### What you will do
Locate every line in the material below that has the word "matriz". Copy each of those lines.

### Records supplied

## Begin

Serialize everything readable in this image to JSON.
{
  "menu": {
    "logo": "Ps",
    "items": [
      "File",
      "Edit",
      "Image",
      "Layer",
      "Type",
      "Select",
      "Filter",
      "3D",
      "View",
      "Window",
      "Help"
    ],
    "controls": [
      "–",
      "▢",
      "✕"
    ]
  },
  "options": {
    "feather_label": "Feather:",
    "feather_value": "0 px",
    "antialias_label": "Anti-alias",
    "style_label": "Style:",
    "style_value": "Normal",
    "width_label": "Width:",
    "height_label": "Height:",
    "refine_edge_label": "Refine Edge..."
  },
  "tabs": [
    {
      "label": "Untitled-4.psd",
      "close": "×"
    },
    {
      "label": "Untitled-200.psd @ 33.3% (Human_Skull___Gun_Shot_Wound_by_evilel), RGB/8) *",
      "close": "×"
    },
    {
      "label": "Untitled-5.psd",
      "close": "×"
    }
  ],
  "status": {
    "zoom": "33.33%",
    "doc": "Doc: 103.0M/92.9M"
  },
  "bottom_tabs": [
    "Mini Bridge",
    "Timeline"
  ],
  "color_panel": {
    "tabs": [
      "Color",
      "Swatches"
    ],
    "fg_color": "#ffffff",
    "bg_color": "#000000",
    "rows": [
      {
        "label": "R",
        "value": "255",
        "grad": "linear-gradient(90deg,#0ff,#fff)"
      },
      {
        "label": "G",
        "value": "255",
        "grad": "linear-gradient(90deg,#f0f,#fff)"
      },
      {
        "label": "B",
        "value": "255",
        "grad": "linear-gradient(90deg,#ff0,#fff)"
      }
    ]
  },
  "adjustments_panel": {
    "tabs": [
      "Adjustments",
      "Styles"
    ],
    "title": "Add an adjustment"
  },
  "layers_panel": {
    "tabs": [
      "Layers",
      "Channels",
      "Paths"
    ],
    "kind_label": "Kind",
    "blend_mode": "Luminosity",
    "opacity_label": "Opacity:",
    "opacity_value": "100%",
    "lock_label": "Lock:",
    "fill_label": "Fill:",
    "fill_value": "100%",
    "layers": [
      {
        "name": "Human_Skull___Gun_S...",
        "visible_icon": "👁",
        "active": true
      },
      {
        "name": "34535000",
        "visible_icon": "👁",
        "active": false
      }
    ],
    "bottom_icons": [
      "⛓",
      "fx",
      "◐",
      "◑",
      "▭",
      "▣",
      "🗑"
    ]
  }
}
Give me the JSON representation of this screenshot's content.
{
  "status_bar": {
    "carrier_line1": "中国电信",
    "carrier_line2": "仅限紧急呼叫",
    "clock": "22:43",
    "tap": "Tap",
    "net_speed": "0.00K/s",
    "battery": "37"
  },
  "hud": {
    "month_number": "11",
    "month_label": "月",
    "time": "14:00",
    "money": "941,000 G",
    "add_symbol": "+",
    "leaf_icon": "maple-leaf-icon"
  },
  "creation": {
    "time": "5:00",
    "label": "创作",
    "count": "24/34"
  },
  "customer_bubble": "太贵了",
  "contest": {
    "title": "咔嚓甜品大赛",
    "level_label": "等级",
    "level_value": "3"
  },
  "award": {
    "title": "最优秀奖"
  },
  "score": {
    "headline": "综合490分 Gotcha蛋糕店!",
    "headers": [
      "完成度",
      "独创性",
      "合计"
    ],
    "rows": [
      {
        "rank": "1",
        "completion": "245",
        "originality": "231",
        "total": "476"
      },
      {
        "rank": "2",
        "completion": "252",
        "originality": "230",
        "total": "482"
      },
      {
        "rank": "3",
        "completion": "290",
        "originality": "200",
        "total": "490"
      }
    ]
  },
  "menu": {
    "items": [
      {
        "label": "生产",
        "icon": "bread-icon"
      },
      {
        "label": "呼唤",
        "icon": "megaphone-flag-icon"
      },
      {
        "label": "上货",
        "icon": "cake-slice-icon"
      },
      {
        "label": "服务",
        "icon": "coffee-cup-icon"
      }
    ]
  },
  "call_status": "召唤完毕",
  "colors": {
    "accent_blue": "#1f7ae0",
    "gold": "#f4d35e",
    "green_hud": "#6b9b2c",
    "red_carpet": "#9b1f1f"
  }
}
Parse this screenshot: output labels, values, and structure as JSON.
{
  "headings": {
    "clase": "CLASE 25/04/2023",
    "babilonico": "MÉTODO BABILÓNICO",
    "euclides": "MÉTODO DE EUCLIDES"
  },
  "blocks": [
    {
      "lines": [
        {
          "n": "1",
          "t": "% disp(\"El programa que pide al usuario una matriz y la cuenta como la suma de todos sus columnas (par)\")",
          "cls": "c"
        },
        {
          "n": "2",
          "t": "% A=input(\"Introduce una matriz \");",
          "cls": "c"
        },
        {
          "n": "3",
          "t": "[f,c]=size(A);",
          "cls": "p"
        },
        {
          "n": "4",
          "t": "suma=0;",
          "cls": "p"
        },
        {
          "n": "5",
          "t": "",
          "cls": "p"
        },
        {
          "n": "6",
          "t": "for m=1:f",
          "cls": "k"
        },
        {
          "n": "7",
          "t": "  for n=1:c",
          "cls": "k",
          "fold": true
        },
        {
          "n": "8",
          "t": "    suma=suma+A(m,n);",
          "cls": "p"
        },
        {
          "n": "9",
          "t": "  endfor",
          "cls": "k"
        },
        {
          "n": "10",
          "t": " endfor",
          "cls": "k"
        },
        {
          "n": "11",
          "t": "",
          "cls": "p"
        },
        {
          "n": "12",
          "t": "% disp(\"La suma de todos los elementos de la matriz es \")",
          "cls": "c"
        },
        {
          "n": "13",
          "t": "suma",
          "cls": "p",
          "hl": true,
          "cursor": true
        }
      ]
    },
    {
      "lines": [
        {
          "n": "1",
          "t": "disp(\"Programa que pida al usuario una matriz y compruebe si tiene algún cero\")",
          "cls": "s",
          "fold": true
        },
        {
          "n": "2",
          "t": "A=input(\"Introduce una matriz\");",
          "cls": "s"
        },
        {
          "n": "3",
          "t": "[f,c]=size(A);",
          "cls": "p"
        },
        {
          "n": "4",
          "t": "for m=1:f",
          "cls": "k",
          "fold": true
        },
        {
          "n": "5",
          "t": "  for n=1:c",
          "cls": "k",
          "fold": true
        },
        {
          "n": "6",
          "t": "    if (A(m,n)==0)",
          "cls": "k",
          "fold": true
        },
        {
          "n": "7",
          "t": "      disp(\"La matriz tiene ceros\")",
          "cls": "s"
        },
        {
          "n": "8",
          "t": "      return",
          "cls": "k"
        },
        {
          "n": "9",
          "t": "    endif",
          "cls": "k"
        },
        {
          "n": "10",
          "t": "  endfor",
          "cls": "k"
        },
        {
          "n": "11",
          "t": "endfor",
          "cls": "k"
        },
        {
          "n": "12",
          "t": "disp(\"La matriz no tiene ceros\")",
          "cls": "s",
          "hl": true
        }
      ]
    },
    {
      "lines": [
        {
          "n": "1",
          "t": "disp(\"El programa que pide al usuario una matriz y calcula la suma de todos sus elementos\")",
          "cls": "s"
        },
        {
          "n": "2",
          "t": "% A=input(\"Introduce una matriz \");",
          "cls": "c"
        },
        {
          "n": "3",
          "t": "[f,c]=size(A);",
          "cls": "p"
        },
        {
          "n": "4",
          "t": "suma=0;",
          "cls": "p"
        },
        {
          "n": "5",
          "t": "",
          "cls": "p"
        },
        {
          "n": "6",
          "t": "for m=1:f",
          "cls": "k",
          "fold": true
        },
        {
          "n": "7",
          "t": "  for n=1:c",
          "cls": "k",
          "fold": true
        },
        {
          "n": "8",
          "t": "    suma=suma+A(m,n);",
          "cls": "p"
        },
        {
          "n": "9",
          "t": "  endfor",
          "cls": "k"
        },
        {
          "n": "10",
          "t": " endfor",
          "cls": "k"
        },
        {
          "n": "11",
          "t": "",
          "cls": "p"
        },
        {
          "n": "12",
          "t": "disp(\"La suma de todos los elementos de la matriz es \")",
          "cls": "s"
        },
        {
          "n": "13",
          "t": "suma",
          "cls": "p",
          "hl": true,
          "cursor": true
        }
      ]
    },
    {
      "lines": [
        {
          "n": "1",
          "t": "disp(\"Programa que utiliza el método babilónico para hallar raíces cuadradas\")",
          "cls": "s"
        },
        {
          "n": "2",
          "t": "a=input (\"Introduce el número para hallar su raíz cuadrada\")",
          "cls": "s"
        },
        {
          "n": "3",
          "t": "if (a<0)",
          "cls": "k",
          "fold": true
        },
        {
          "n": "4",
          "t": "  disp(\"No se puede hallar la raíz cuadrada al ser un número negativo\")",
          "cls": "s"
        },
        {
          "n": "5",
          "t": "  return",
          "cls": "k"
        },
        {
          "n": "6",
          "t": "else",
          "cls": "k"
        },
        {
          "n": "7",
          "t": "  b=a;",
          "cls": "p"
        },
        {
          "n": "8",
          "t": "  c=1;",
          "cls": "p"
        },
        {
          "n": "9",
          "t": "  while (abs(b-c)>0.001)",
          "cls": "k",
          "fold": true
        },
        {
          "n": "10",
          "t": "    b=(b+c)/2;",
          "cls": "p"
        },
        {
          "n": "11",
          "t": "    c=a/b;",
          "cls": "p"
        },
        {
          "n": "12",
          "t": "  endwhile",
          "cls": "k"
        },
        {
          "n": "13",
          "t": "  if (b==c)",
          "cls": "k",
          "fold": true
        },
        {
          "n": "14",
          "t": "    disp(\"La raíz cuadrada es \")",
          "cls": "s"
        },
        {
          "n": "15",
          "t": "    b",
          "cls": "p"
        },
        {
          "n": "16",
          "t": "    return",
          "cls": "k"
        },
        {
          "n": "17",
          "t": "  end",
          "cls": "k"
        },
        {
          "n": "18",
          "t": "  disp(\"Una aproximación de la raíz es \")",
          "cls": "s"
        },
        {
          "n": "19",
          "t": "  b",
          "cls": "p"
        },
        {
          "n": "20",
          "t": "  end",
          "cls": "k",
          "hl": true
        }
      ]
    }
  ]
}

## End

### Response below
          "t": "% disp(\"El programa que pide al usuario una matriz y la cuenta como la suma de todos sus columnas (par)\")",
          "t": "% A=input(\"Introduce una matriz \");",
          "t": "% disp(\"La suma de todos los elementos de la matriz es \")",
          "t": "disp(\"Programa que pida al usuario una matriz y compruebe si tiene algún cero\")",
          "t": "A=input(\"Introduce una matriz\");",
          "t": "      disp(\"La matriz tiene ceros\")",
          "t": "disp(\"La matriz no tiene ceros\")",
          "t": "disp(\"El programa que pide al usuario una matriz y calcula la suma de todos sus elementos\")",
          "t": "% A=input(\"Introduce una matriz \");",
          "t": "disp(\"La suma de todos los elementos de la matriz es \")",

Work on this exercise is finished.